C’était pendant la deuxième guerre mondiale, en plein hiver. Mignonne était parti braconner, en compagnie de Roger Larguèze. Une journée semblable à bien d’autres, s’ils n’avaient fait la découverte de cet avion tombé du ciel, au milieu de nulle part. Selon leurs dires, nos deux compères avaient trouvé cet aéronef bien après l’accident. C’était dans l’une de ces combes désertes, terre de Saint-Guilhem entre le mas des Plos et les falaises du Bout du Monde. Ils faisaient la tournée de leurs pièges. Une parfaite connaissance des lieux et une activité nécessitant une vigilance de tous les instants leur permettaient de déceler toute anomalie dans le paysage. C’est ainsi qu’ils avaient repéré, à travers les pins de la haute combe de Brunan quelque chose qui brillait anormalement. Ils pensèrent tout d’abord à une roche suintante d’humidité. Comme le phénomène persistait, ils décidèrent finalement d’aller voir de plus près.
C’était l’épave d’un avion de guerre allemand...
Plus de soixante ans étaient passés sur les faits et, après toutes ces années, faute d'attention et d'intérêt, les souvenirs s'étaient effacés des mémoires. Les débris descendus de la montagne comme des trophés s'étaient perdus. Ils avaient disparu, jetés aux décharges, après que l'on eut vidé caves et greniers.
Cet essai est l'histoire d'une enquête qui, des dizaines d'années après les faits, dans le contexte difficile hérité des circonstances troublées de cette époque de guerre et des archives en grande partie perdues, va permettre de retrouver l'histoire de ce crash et l'identité de son pilote à partir de quelques morceaux de tôle froissés. Une ode à la mémoire et à la réconciliation des peuples.

────────────────────

_TÂCHES À RÉALISER_:
1: Relevez tous les noms de lieux précis que cite l'extrait.
2: Reprenez l'extrait depuis "Plus de soixante" jusqu'à "caves et greniers.", en substituant "colline" à "montagne".

────────────────────

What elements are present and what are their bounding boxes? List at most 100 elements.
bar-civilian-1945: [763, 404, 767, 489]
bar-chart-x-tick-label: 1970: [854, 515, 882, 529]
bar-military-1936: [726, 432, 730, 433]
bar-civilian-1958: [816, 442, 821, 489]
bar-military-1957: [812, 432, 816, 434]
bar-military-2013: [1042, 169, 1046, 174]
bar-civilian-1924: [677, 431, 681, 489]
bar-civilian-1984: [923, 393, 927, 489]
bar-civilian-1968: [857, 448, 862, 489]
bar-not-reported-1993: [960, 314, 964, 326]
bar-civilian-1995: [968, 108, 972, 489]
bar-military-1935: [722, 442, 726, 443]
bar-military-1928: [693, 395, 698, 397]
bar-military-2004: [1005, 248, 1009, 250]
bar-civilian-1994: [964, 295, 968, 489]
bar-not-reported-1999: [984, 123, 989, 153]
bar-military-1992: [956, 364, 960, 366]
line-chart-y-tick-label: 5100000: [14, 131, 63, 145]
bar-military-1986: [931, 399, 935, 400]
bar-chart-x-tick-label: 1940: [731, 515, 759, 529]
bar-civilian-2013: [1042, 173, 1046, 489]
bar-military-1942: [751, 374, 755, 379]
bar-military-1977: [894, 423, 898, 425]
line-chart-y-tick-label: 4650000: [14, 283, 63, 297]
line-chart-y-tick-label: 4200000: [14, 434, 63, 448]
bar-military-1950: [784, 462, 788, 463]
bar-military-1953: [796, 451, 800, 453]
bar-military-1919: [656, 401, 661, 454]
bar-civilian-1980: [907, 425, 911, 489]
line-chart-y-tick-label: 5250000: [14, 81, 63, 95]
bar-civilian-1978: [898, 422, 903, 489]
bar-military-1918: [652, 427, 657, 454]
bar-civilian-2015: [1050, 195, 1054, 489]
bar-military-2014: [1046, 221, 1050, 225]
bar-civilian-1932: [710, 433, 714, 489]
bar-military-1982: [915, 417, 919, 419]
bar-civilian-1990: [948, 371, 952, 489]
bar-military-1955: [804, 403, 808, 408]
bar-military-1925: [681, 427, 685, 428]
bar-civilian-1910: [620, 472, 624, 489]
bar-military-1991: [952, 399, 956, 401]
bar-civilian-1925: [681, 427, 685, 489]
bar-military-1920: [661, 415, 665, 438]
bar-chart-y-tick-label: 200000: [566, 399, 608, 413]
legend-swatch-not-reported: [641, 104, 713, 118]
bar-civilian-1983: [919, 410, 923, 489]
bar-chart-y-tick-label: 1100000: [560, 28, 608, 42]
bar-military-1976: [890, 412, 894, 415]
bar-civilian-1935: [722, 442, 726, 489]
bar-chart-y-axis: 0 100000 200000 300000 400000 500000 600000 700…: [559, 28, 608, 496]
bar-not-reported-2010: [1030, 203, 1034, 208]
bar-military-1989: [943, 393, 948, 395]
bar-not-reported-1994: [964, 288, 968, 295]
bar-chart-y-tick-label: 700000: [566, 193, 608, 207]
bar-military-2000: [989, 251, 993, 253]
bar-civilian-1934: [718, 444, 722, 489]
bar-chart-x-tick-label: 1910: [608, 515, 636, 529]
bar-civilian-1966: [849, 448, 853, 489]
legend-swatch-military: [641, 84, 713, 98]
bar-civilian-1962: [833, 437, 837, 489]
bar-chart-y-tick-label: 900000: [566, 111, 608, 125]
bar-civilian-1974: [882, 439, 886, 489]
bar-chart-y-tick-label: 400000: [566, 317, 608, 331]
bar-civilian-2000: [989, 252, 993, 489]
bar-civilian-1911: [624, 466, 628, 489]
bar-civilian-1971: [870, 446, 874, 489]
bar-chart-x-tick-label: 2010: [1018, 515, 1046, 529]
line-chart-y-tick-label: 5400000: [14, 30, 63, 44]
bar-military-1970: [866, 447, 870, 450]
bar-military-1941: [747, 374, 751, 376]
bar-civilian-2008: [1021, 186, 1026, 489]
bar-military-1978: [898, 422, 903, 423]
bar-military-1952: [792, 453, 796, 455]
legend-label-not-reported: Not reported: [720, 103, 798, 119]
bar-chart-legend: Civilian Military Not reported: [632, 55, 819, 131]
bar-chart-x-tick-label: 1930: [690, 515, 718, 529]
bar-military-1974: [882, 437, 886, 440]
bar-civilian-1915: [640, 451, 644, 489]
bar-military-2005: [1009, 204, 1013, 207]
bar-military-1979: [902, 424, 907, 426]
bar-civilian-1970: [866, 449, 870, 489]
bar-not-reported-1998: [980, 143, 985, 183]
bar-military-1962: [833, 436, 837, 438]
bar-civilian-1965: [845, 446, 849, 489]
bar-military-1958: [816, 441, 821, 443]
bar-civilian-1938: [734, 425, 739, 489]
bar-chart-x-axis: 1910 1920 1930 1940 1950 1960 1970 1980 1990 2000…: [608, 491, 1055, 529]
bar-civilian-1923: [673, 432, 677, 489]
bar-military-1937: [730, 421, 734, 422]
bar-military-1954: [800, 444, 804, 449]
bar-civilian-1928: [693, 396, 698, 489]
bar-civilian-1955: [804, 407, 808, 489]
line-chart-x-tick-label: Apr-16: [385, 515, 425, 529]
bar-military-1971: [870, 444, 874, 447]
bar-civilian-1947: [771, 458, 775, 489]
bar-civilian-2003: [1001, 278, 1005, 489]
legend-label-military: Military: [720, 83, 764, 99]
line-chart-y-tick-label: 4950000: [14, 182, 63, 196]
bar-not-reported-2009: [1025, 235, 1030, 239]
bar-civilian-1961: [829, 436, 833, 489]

────────────────────

_RÉPONSES DANS L'ORDRE_:
1: Saint-Guilhem, le mas des Plos, les falaises du Bout du Monde, la haute combe de Brunan

2:
Plus de soixante ans étaient passés sur les faits et, après toutes ces années, faute d'attention et d'intérêt, les souvenirs s'étaient effacés des mémoires. Les débris descendus de la colline comme des trophés s'étaient perdus. Ils avaient disparu, jetés aux décharges, après que l'on eut vidé caves et greniers.